◆ Exercise goal:
Copy the full set of lines exactly as given.

* * * * * * *

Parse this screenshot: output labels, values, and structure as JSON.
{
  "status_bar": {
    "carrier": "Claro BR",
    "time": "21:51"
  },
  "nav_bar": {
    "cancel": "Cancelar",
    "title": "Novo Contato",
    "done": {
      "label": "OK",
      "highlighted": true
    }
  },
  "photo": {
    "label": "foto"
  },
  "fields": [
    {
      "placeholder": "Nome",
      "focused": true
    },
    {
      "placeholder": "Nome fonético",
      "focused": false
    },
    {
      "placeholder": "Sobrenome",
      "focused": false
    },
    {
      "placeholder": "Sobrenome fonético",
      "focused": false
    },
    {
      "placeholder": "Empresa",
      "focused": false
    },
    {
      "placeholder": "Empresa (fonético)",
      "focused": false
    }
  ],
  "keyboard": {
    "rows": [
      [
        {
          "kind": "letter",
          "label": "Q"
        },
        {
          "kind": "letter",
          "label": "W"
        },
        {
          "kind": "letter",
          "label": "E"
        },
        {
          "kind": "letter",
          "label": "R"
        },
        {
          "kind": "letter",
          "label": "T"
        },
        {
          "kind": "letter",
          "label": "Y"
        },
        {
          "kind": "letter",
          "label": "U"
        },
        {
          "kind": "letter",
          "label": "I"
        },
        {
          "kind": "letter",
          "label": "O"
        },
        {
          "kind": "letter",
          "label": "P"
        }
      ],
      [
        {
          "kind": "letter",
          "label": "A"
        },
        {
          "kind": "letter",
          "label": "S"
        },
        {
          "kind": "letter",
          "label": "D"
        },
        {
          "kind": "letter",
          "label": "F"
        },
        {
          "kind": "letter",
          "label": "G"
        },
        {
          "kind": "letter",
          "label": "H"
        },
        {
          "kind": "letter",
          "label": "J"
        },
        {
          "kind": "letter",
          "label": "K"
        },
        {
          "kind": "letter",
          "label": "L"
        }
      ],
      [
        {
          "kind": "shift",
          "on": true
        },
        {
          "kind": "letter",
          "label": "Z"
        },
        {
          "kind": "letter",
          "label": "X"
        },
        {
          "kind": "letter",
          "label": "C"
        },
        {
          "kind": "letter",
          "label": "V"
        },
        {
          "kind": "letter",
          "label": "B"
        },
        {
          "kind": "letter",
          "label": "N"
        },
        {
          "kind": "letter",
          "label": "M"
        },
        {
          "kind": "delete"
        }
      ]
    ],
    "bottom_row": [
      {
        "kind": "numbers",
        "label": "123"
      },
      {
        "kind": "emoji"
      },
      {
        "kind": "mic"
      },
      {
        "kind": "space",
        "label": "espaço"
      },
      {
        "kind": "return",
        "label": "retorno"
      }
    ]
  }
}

* * * * * * *

◆ Task result:
Parse this screenshot: output labels, values, and structure as JSON.
{
  "status_bar": {
    "carrier": "Claro BR",
    "time": "21:51"
  },
  "nav_bar": {
    "cancel": "Cancelar",
    "title": "Novo Contato",
    "done": {
      "label": "OK",
      "highlighted": true
    }
  },
  "photo": {
    "label": "foto"
  },
  "fields": [
    {
      "placeholder": "Nome",
      "focused": true
    },
    {
      "placeholder": "Nome fonético",
      "focused": false
    },
    {
      "placeholder": "Sobrenome",
      "focused": false
    },
    {
      "placeholder": "Sobrenome fonético",
      "focused": false
    },
    {
      "placeholder": "Empresa",
      "focused": false
    },
    {
      "placeholder": "Empresa (fonético)",
      "focused": false
    }
  ],
  "keyboard": {
    "rows": [
      [
        {
          "kind": "letter",
          "label": "Q"
        },
        {
          "kind": "letter",
          "label": "W"
        },
        {
          "kind": "letter",
          "label": "E"
        },
        {
          "kind": "letter",
          "label": "R"
        },
        {
          "kind": "letter",
          "label": "T"
        },
        {
          "kind": "letter",
          "label": "Y"
        },
        {
          "kind": "letter",
          "label": "U"
        },
        {
          "kind": "letter",
          "label": "I"
        },
        {
          "kind": "letter",
          "label": "O"
        },
        {
          "kind": "letter",
          "label": "P"
        }
      ],
      [
        {
          "kind": "letter",
          "label": "A"
        },
        {
          "kind": "letter",
          "label": "S"
        },
        {
          "kind": "letter",
          "label": "D"
        },
        {
          "kind": "letter",
          "label": "F"
        },
        {
          "kind": "letter",
          "label": "G"
        },
        {
          "kind": "letter",
          "label": "H"
        },
        {
          "kind": "letter",
          "label": "J"
        },
        {
          "kind": "letter",
          "label": "K"
        },
        {
          "kind": "letter",
          "label": "L"
        }
      ],
      [
        {
          "kind": "shift",
          "on": true
        },
        {
          "kind": "letter",
          "label": "Z"
        },
        {
          "kind": "letter",
          "label": "X"
        },
        {
          "kind": "letter",
          "label": "C"
        },
        {
          "kind": "letter",
          "label": "V"
        },
        {
          "kind": "letter",
          "label": "B"
        },
        {
          "kind": "letter",
          "label": "N"
        },
        {
          "kind": "letter",
          "label": "M"
        },
        {
          "kind": "delete"
        }
      ]
    ],
    "bottom_row": [
      {
        "kind": "numbers",
        "label": "123"
      },
      {
        "kind": "emoji"
      },
      {
        "kind": "mic"
      },
      {
        "kind": "space",
        "label": "espaço"
      },
      {
        "kind": "return",
        "label": "retorno"
      }
    ]
  }
}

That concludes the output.